*GOAL*: Work through the data below line by line and say how many lines hold "экономики"; give only the number.

★ ★ ★ ★ ★

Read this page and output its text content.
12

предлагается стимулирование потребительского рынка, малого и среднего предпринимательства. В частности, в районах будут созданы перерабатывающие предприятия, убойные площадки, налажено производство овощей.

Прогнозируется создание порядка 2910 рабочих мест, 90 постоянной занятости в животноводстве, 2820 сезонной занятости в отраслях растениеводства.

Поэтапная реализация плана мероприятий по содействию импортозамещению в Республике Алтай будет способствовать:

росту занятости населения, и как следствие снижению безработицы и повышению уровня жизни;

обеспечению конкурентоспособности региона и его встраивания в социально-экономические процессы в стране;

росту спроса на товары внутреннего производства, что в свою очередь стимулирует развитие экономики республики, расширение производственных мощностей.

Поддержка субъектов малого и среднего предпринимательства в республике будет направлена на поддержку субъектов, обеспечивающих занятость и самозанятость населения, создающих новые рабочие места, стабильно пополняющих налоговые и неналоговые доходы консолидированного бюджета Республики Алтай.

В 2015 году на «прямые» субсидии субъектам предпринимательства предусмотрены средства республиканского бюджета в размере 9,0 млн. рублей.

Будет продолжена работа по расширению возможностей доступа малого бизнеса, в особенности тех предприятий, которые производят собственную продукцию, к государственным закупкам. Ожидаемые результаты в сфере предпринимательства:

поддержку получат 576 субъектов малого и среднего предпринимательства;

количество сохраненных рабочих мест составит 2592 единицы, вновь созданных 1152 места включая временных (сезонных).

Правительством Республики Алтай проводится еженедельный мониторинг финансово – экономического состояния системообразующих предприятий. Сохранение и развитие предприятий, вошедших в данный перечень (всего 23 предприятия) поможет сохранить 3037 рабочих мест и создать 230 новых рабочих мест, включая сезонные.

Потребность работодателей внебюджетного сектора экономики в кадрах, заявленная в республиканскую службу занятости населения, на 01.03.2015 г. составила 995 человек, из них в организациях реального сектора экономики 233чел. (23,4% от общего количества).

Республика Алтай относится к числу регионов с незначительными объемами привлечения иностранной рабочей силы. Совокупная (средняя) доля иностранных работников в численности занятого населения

★ ★ ★ ★ ★

*RESPONSE FOR THIS EXERCISE*: 2